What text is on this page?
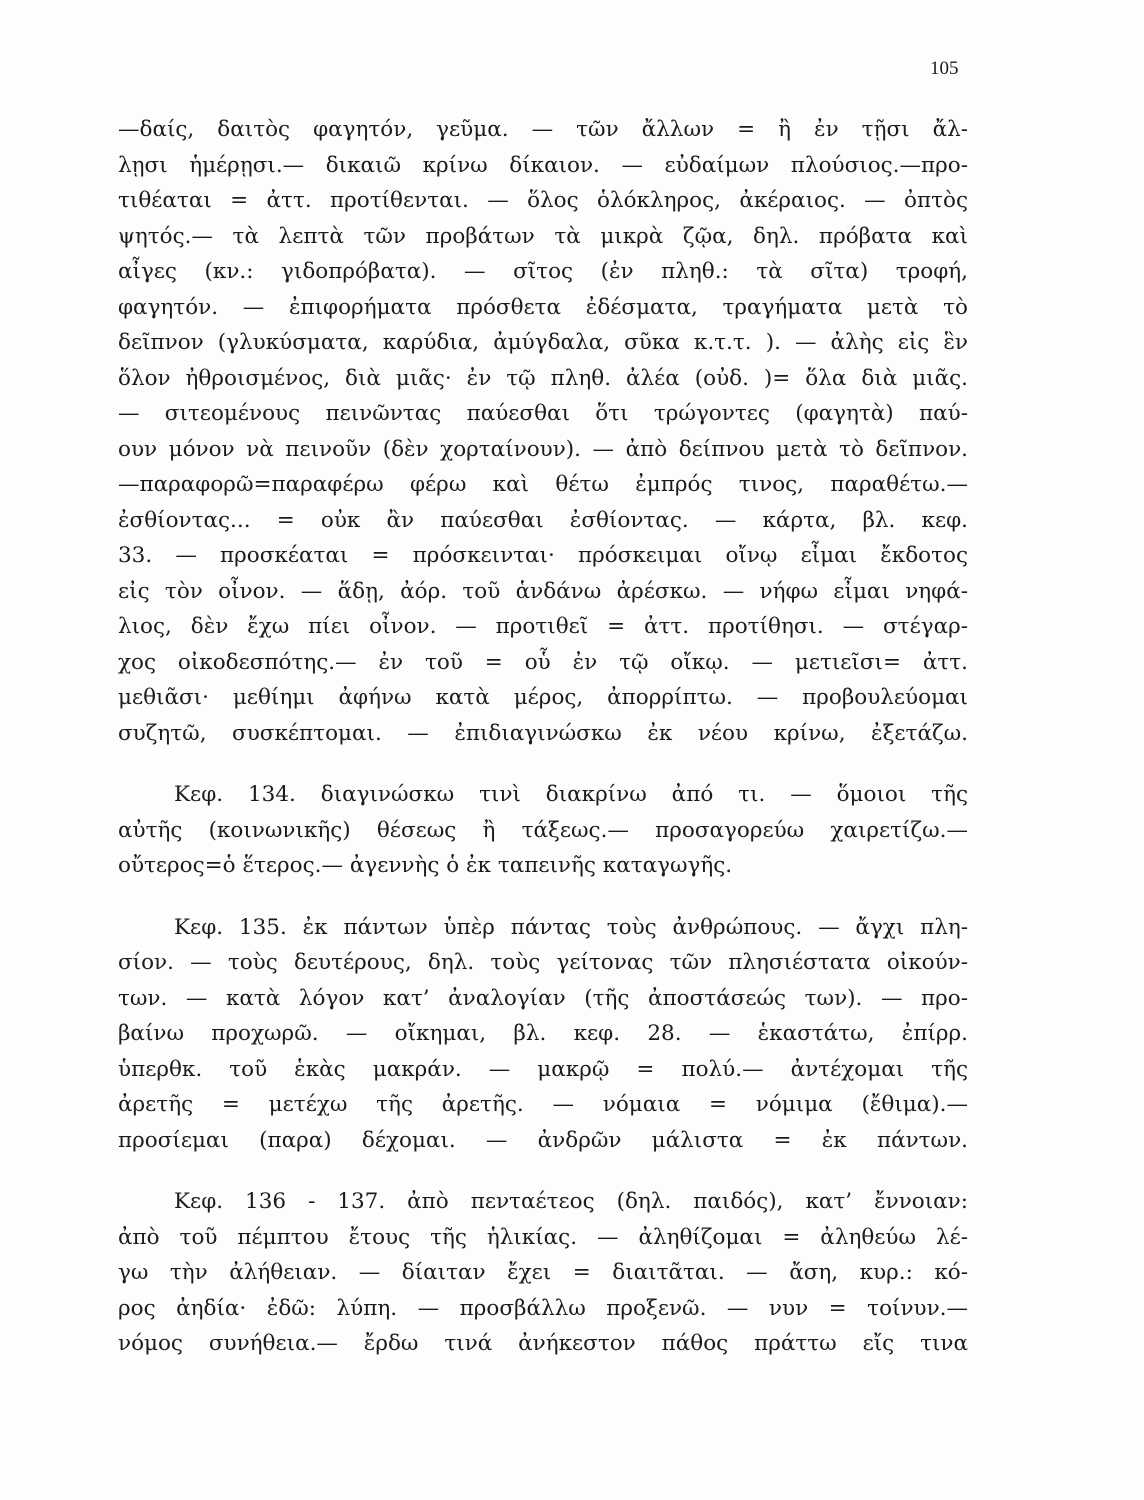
105
—δαίς, δαιτὸς φαγητόν, γεῦμα. — τῶν ἄλλων = ἢ ἐν τῇσι ἄλ-
λῃσι ἡμέρῃσι.— δικαιῶ κρίνω δίκαιον. — εὐδαίμων πλούσιος.—προ-
τιθέαται = ἀττ. προτίθενται. — ὅλος ὁλόκληρος, ἀκέραιος. — ὀπτὸς
ψητός.— τὰ λεπτὰ τῶν προβάτων τὰ μικρὰ ζῷα, δηλ. πρόβατα καὶ
αἶγες (κν.: γιδοπρόβατα). — σῖτος (ἐν πληθ.: τὰ σῖτα) τροφή,
φαγητόν. — ἐπιφορήματα πρόσθετα ἐδέσματα, τραγήματα μετὰ τὸ
δεῖπνον (γλυκύσματα, καρύδια, ἀμύγδαλα, σῦκα κ.τ.τ. ). — ἀλὴς εἰς ἓν
ὅλον ἠθροισμένος, διὰ μιᾶς· ἐν τῷ πληθ. ἀλέα (οὐδ. )= ὅλα διὰ μιᾶς.
— σιτεομένους πεινῶντας παύεσθαι ὅτι τρώγοντες (φαγητὰ) παύ-
ουν μόνον νὰ πεινοῦν (δὲν χορταίνουν). — ἀπὸ δείπνου μετὰ τὸ δεῖπνον.
—παραφορῶ=παραφέρω φέρω καὶ θέτω ἐμπρός τινος, παραθέτω.—
ἐσθίοντας... = οὐκ ἂν παύεσθαι ἐσθίοντας. — κάρτα, βλ. κεφ.
33. — προσκέαται = πρόσκεινται· πρόσκειμαι οἴνῳ εἶμαι ἔκδοτος
εἰς τὸν οἶνον. — ἅδῃ, ἀόρ. τοῦ ἁνδάνω ἀρέσκω. — νήφω εἶμαι νηφά-
λιος, δὲν ἔχω πίει οἶνον. — προτιθεῖ = ἀττ. προτίθησι. — στέγαρ-
χος οἰκοδεσπότης.— ἐν τοῦ = οὗ ἐν τῷ οἴκῳ. — μετιεῖσι= ἀττ.
μεθιᾶσι· μεθίημι ἀφήνω κατὰ μέρος, ἀπορρίπτω. — προβουλεύομαι
συζητῶ, συσκέπτομαι. — ἐπιδιαγινώσκω ἐκ νέου κρίνω, ἐξετάζω.
Κεφ. 134. διαγινώσκω τινὶ διακρίνω ἀπό τι. — ὅμοιοι τῆς
αὐτῆς (κοινωνικῆς) θέσεως ἢ τάξεως.— προσαγορεύω χαιρετίζω.—
οὔτερος=ὁ ἕτερος.— ἀγεννὴς ὁ ἐκ ταπεινῆς καταγωγῆς.
Κεφ. 135. ἐκ πάντων ὑπὲρ πάντας τοὺς ἀνθρώπους. — ἄγχι πλη-
σίον. — τοὺς δευτέρους, δηλ. τοὺς γείτονας τῶν πλησιέστατα οἰκούν-
των. — κατὰ λόγον κατ’ ἀναλογίαν (τῆς ἀποστάσεώς των). — προ-
βαίνω προχωρῶ. — οἴκημαι, βλ. κεφ. 28. — ἑκαστάτω, ἐπίρρ.
ὑπερθκ. τοῦ ἑκὰς μακράν. — μακρῷ = πολύ.— ἀντέχομαι τῆς
ἀρετῆς = μετέχω τῆς ἀρετῆς. — νόμαια = νόμιμα (ἔθιμα).—
προσίεμαι (παρα) δέχομαι. — ἀνδρῶν μάλιστα = ἐκ πάντων.
Κεφ. 136 - 137. ἀπὸ πενταέτεος (δηλ. παιδός), κατ’ ἔννοιαν:
ἀπὸ τοῦ πέμπτου ἔτους τῆς ἡλικίας. — ἀληθίζομαι = ἀληθεύω λέ-
γω τὴν ἀλήθειαν. — δίαιταν ἔχει = διαιτᾶται. — ἄση, κυρ.: κό-
ρος ἀηδία· ἐδῶ: λύπη. — προσβάλλω προξενῶ. — νυν = τοίνυν.—
νόμος συνήθεια.— ἔρδω τινά ἀνήκεστον πάθος πράττω εἴς τινα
★ ★ ★ ★ ★ ★ ★
### Direction:
Repeat the material exactly as it reads, without any of its pictures.

### Answer to the exercise:
What text is on this page?
105
—δαίς, δαιτὸς φαγητόν, γεῦμα. — τῶν ἄλλων = ἢ ἐν τῇσι ἄλ-
λῃσι ἡμέρῃσι.— δικαιῶ κρίνω δίκαιον. — εὐδαίμων πλούσιος.—προ-
τιθέαται = ἀττ. προτίθενται. — ὅλος ὁλόκληρος, ἀκέραιος. — ὀπτὸς
ψητός.— τὰ λεπτὰ τῶν προβάτων τὰ μικρὰ ζῷα, δηλ. πρόβατα καὶ
αἶγες (κν.: γιδοπρόβατα). — σῖτος (ἐν πληθ.: τὰ σῖτα) τροφή,
φαγητόν. — ἐπιφορήματα πρόσθετα ἐδέσματα, τραγήματα μετὰ τὸ
δεῖπνον (γλυκύσματα, καρύδια, ἀμύγδαλα, σῦκα κ.τ.τ. ). — ἀλὴς εἰς ἓν
ὅλον ἠθροισμένος, διὰ μιᾶς· ἐν τῷ πληθ. ἀλέα (οὐδ. )= ὅλα διὰ μιᾶς.
— σιτεομένους πεινῶντας παύεσθαι ὅτι τρώγοντες (φαγητὰ) παύ-
ουν μόνον νὰ πεινοῦν (δὲν χορταίνουν). — ἀπὸ δείπνου μετὰ τὸ δεῖπνον.
—παραφορῶ=παραφέρω φέρω καὶ θέτω ἐμπρός τινος, παραθέτω.—
ἐσθίοντας... = οὐκ ἂν παύεσθαι ἐσθίοντας. — κάρτα, βλ. κεφ.
33. — προσκέαται = πρόσκεινται· πρόσκειμαι οἴνῳ εἶμαι ἔκδοτος
εἰς τὸν οἶνον. — ἅδῃ, ἀόρ. τοῦ ἁνδάνω ἀρέσκω. — νήφω εἶμαι νηφά-
λιος, δὲν ἔχω πίει οἶνον. — προτιθεῖ = ἀττ. προτίθησι. — στέγαρ-
χος οἰκοδεσπότης.— ἐν τοῦ = οὗ ἐν τῷ οἴκῳ. — μετιεῖσι= ἀττ.
μεθιᾶσι· μεθίημι ἀφήνω κατὰ μέρος, ἀπορρίπτω. — προβουλεύομαι
συζητῶ, συσκέπτομαι. — ἐπιδιαγινώσκω ἐκ νέου κρίνω, ἐξετάζω.
Κεφ. 134. διαγινώσκω τινὶ διακρίνω ἀπό τι. — ὅμοιοι τῆς
αὐτῆς (κοινωνικῆς) θέσεως ἢ τάξεως.— προσαγορεύω χαιρετίζω.—
οὔτερος=ὁ ἕτερος.— ἀγεννὴς ὁ ἐκ ταπεινῆς καταγωγῆς.
Κεφ. 135. ἐκ πάντων ὑπὲρ πάντας τοὺς ἀνθρώπους. — ἄγχι πλη-
σίον. — τοὺς δευτέρους, δηλ. τοὺς γείτονας τῶν πλησιέστατα οἰκούν-
των. — κατὰ λόγον κατ’ ἀναλογίαν (τῆς ἀποστάσεώς των). — προ-
βαίνω προχωρῶ. — οἴκημαι, βλ. κεφ. 28. — ἑκαστάτω, ἐπίρρ.
ὑπερθκ. τοῦ ἑκὰς μακράν. — μακρῷ = πολύ.— ἀντέχομαι τῆς
ἀρετῆς = μετέχω τῆς ἀρετῆς. — νόμαια = νόμιμα (ἔθιμα).—
προσίεμαι (παρα) δέχομαι. — ἀνδρῶν μάλιστα = ἐκ πάντων.
Κεφ. 136 - 137. ἀπὸ πενταέτεος (δηλ. παιδός), κατ’ ἔννοιαν:
ἀπὸ τοῦ πέμπτου ἔτους τῆς ἡλικίας. — ἀληθίζομαι = ἀληθεύω λέ-
γω τὴν ἀλήθειαν. — δίαιταν ἔχει = διαιτᾶται. — ἄση, κυρ.: κό-
ρος ἀηδία· ἐδῶ: λύπη. — προσβάλλω προξενῶ. — νυν = τοίνυν.—
νόμος συνήθεια.— ἔρδω τινά ἀνήκεστον πάθος πράττω εἴς τινα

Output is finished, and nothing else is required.